=== Instructions for the task ===
Set out each line from the following listing that includes the word "Anynet".

=== Entries provided ===
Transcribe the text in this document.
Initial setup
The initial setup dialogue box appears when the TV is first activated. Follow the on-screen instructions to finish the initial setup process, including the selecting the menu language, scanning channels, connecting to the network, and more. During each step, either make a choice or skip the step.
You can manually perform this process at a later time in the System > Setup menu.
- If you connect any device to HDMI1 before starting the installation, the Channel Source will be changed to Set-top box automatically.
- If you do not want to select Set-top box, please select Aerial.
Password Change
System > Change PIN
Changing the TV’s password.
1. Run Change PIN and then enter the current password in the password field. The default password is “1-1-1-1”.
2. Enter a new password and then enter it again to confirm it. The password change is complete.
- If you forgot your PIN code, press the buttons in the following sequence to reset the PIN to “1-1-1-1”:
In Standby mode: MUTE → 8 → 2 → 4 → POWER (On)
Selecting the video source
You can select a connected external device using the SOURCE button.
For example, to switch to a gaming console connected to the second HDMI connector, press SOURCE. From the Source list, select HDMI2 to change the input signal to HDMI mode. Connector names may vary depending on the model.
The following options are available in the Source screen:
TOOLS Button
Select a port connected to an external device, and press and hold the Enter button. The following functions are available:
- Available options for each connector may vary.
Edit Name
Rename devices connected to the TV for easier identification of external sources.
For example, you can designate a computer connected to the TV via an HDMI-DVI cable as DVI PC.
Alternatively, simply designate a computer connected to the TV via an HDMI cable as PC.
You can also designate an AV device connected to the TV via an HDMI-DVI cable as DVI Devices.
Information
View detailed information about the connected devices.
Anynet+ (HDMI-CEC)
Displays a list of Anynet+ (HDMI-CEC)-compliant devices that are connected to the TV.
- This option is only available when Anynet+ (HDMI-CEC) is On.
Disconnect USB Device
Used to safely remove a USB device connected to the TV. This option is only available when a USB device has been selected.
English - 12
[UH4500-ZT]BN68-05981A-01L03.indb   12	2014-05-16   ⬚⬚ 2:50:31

=== Finished task ===
Anynet+ (HDMI-CEC)
Displays a list of Anynet+ (HDMI-CEC)-compliant devices that are connected to the TV.
- This option is only available when Anynet+ (HDMI-CEC) is On.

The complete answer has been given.